:: TASK INPUT ::

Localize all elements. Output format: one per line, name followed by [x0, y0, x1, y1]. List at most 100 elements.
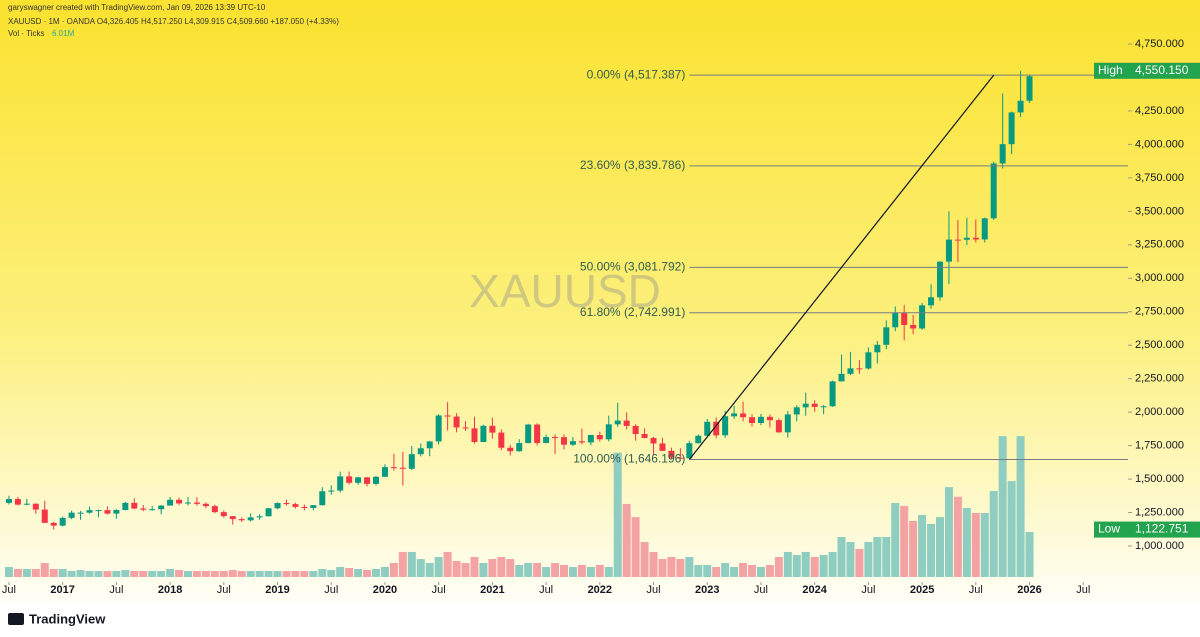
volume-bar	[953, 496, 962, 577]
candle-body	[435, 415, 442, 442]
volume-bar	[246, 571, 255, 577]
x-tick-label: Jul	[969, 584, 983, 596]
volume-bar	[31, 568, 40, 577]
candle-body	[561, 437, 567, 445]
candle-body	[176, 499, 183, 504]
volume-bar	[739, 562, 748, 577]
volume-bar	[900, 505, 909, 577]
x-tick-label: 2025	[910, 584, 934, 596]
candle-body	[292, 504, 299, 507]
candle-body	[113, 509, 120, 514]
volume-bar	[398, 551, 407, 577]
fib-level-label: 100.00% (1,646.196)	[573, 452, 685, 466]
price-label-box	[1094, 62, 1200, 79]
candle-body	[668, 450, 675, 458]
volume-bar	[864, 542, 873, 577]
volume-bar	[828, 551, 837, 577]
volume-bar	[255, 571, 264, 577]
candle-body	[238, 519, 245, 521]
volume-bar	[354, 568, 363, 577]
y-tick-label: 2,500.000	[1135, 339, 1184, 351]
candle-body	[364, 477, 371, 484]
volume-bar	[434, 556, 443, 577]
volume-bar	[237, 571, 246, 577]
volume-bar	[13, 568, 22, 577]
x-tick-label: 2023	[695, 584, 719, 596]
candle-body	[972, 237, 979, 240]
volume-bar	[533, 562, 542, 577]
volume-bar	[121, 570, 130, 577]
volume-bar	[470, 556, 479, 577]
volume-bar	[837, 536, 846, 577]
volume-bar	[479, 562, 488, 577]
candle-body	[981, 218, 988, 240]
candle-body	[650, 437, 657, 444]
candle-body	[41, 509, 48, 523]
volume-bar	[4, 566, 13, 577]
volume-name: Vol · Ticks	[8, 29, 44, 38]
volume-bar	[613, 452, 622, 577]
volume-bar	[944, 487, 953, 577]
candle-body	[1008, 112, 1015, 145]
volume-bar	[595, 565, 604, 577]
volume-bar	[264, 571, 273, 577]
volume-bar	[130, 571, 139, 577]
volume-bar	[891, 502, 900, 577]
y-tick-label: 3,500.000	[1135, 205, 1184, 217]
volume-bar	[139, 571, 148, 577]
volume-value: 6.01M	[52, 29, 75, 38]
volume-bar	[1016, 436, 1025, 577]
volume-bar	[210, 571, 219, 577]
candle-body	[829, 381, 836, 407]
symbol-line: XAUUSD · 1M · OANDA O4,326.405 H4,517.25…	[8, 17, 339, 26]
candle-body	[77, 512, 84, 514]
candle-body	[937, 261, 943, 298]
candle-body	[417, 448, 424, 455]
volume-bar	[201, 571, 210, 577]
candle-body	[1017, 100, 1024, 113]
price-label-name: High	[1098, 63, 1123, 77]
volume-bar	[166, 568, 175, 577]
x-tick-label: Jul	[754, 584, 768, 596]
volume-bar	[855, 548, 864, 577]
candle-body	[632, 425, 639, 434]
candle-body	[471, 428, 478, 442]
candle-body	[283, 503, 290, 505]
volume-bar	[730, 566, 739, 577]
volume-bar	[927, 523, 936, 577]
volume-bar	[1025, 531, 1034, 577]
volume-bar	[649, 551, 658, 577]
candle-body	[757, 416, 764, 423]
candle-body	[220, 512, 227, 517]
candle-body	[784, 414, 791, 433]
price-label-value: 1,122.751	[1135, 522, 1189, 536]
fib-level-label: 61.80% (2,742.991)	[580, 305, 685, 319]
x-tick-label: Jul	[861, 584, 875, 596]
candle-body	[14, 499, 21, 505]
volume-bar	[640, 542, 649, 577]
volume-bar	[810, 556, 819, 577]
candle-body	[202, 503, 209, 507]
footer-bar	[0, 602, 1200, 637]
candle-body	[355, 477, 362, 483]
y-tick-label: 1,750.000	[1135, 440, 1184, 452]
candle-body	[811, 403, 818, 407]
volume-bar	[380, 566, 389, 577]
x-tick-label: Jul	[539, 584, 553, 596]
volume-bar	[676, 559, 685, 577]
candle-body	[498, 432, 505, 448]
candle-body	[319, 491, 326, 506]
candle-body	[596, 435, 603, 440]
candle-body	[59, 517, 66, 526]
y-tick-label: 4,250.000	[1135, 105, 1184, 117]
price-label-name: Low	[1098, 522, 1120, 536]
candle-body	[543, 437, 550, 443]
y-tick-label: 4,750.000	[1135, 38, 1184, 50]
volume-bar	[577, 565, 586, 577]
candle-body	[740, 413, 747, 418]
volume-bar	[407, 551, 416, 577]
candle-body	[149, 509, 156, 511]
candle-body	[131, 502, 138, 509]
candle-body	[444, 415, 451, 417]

:::
:: TASK INPUT ::

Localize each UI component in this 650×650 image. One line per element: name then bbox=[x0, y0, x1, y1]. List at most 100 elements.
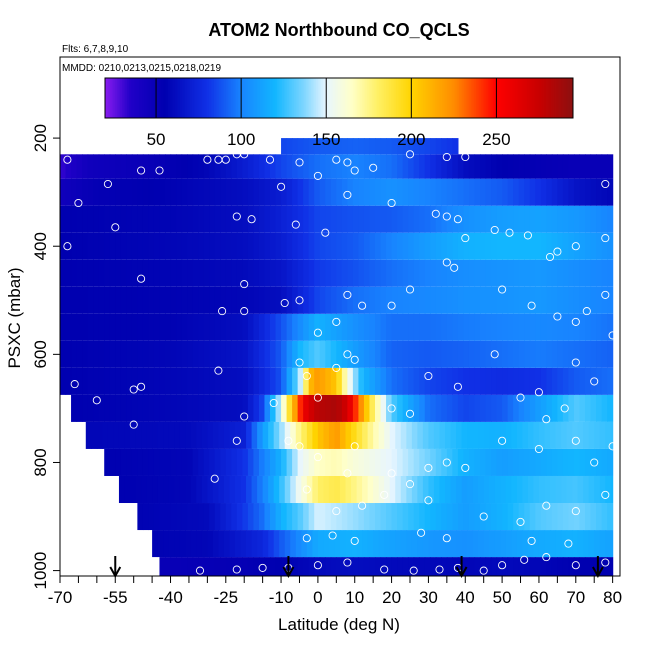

:::

WHAT THE TASK ASKS
Copy verbatim the part that opens with the line containing "Localize all elements." and closes with the line containing "556, 443, 577]", including both of those lines. Leave the pictures out of your copy.

FULL RESPONSE
Localize all elements. Output format: one per line, name followed by [x0, y0, x1, y1]. List at most 100 elements.
volume-bar	[953, 496, 962, 577]
candle-body	[435, 415, 442, 442]
volume-bar	[246, 571, 255, 577]
x-tick-label: Jul	[969, 584, 983, 596]
volume-bar	[31, 568, 40, 577]
candle-body	[561, 437, 567, 445]
candle-body	[176, 499, 183, 504]
volume-bar	[739, 562, 748, 577]
volume-bar	[900, 505, 909, 577]
x-tick-label: 2025	[910, 584, 934, 596]
candle-body	[292, 504, 299, 507]
candle-body	[113, 509, 120, 514]
volume-bar	[398, 551, 407, 577]
fib-level-label: 100.00% (1,646.196)	[573, 452, 685, 466]
price-label-box	[1094, 62, 1200, 79]
candle-body	[668, 450, 675, 458]
volume-bar	[864, 542, 873, 577]
volume-bar	[828, 551, 837, 577]
volume-bar	[255, 571, 264, 577]
candle-body	[238, 519, 245, 521]
volume-bar	[354, 568, 363, 577]
y-tick-label: 2,500.000	[1135, 339, 1184, 351]
candle-body	[364, 477, 371, 484]
volume-bar	[434, 556, 443, 577]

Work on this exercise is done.